## start Record set
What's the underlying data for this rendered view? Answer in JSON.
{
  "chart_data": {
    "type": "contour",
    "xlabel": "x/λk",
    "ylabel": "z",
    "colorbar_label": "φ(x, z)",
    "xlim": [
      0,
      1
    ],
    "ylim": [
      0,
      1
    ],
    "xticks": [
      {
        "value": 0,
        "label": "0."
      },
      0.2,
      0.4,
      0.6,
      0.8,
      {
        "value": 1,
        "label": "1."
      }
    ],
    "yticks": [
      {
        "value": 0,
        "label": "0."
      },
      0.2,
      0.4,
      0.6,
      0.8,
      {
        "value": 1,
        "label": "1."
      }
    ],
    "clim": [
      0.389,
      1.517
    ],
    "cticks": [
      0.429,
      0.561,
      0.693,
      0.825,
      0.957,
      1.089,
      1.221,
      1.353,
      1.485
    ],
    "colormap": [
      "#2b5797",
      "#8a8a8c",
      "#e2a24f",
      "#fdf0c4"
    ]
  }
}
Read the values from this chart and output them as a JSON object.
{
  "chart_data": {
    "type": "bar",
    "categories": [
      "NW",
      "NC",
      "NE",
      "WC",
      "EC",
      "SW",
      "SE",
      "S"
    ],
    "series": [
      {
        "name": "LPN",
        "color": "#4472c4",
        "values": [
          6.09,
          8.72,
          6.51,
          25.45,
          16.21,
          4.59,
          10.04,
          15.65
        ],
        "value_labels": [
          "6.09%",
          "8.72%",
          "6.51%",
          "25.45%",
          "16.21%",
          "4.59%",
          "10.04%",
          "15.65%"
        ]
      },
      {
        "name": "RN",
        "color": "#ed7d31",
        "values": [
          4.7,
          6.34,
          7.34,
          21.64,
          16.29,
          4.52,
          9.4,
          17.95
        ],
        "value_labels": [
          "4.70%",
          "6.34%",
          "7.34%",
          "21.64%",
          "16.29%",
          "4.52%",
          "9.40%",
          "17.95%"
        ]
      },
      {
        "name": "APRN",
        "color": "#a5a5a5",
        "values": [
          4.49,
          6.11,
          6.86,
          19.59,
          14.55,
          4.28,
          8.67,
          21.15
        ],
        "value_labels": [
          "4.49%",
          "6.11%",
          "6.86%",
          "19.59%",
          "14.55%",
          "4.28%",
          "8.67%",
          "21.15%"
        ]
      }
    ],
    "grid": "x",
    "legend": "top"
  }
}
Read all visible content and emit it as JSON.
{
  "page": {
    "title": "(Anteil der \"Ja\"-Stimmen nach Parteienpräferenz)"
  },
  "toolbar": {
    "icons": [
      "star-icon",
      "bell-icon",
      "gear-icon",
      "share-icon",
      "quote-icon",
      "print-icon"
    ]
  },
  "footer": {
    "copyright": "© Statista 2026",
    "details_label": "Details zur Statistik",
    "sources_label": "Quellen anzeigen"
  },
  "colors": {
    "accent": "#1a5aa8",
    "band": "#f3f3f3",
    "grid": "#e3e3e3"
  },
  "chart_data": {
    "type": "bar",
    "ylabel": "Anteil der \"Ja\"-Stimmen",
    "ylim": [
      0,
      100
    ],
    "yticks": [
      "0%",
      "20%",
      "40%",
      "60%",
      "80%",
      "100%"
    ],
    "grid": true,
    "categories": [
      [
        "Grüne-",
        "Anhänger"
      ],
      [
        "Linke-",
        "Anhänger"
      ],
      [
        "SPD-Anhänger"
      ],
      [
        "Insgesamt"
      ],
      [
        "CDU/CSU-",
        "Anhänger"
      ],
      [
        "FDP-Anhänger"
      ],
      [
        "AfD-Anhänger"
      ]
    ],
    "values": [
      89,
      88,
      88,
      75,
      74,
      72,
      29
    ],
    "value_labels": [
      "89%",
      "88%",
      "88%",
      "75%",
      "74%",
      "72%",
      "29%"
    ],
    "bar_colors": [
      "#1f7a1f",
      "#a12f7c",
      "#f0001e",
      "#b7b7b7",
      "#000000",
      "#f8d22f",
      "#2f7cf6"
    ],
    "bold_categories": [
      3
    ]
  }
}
## end Record set
What is required: Copy the material above back out, exactly as written.

Output of the exercise:
What's the underlying data for this rendered view? Answer in JSON.
{
  "chart_data": {
    "type": "contour",
    "xlabel": "x/λk",
    "ylabel": "z",
    "colorbar_label": "φ(x, z)",
    "xlim": [
      0,
      1
    ],
    "ylim": [
      0,
      1
    ],
    "xticks": [
      {
        "value": 0,
        "label": "0."
      },
      0.2,
      0.4,
      0.6,
      0.8,
      {
        "value": 1,
        "label": "1."
      }
    ],
    "yticks": [
      {
        "value": 0,
        "label": "0."
      },
      0.2,
      0.4,
      0.6,
      0.8,
      {
        "value": 1,
        "label": "1."
      }
    ],
    "clim": [
      0.389,
      1.517
    ],
    "cticks": [
      0.429,
      0.561,
      0.693,
      0.825,
      0.957,
      1.089,
      1.221,
      1.353,
      1.485
    ],
    "colormap": [
      "#2b5797",
      "#8a8a8c",
      "#e2a24f",
      "#fdf0c4"
    ]
  }
}
Read the values from this chart and output them as a JSON object.
{
  "chart_data": {
    "type": "bar",
    "categories": [
      "NW",
      "NC",
      "NE",
      "WC",
      "EC",
      "SW",
      "SE",
      "S"
    ],
    "series": [
      {
        "name": "LPN",
        "color": "#4472c4",
        "values": [
          6.09,
          8.72,
          6.51,
          25.45,
          16.21,
          4.59,
          10.04,
          15.65
        ],
        "value_labels": [
          "6.09%",
          "8.72%",
          "6.51%",
          "25.45%",
          "16.21%",
          "4.59%",
          "10.04%",
          "15.65%"
        ]
      },
      {
        "name": "RN",
        "color": "#ed7d31",
        "values": [
          4.7,
          6.34,
          7.34,
          21.64,
          16.29,
          4.52,
          9.4,
          17.95
        ],
        "value_labels": [
          "4.70%",
          "6.34%",
          "7.34%",
          "21.64%",
          "16.29%",
          "4.52%",
          "9.40%",
          "17.95%"
        ]
      },
      {
        "name": "APRN",
        "color": "#a5a5a5",
        "values": [
          4.49,
          6.11,
          6.86,
          19.59,
          14.55,
          4.28,
          8.67,
          21.15
        ],
        "value_labels": [
          "4.49%",
          "6.11%",
          "6.86%",
          "19.59%",
          "14.55%",
          "4.28%",
          "8.67%",
          "21.15%"
        ]
      }
    ],
    "grid": "x",
    "legend": "top"
  }
}
Read all visible content and emit it as JSON.
{
  "page": {
    "title": "(Anteil der \"Ja\"-Stimmen nach Parteienpräferenz)"
  },
  "toolbar": {
    "icons": [
      "star-icon",
      "bell-icon",
      "gear-icon",
      "share-icon",
      "quote-icon",
      "print-icon"
    ]
  },
  "footer": {
    "copyright": "© Statista 2026",
    "details_label": "Details zur Statistik",
    "sources_label": "Quellen anzeigen"
  },
  "colors": {
    "accent": "#1a5aa8",
    "band": "#f3f3f3",
    "grid": "#e3e3e3"
  },
  "chart_data": {
    "type": "bar",
    "ylabel": "Anteil der \"Ja\"-Stimmen",
    "ylim": [
      0,
      100
    ],
    "yticks": [
      "0%",
      "20%",
      "40%",
      "60%",
      "80%",
      "100%"
    ],
    "grid": true,
    "categories": [
      [
        "Grüne-",
        "Anhänger"
      ],
      [
        "Linke-",
        "Anhänger"
      ],
      [
        "SPD-Anhänger"
      ],
      [
        "Insgesamt"
      ],
      [
        "CDU/CSU-",
        "Anhänger"
      ],
      [
        "FDP-Anhänger"
      ],
      [
        "AfD-Anhänger"
      ]
    ],
    "values": [
      89,
      88,
      88,
      75,
      74,
      72,
      29
    ],
    "value_labels": [
      "89%",
      "88%",
      "88%",
      "75%",
      "74%",
      "72%",
      "29%"
    ],
    "bar_colors": [
      "#1f7a1f",
      "#a12f7c",
      "#f0001e",
      "#b7b7b7",
      "#000000",
      "#f8d22f",
      "#2f7cf6"
    ],
    "bold_categories": [
      3
    ]
  }
}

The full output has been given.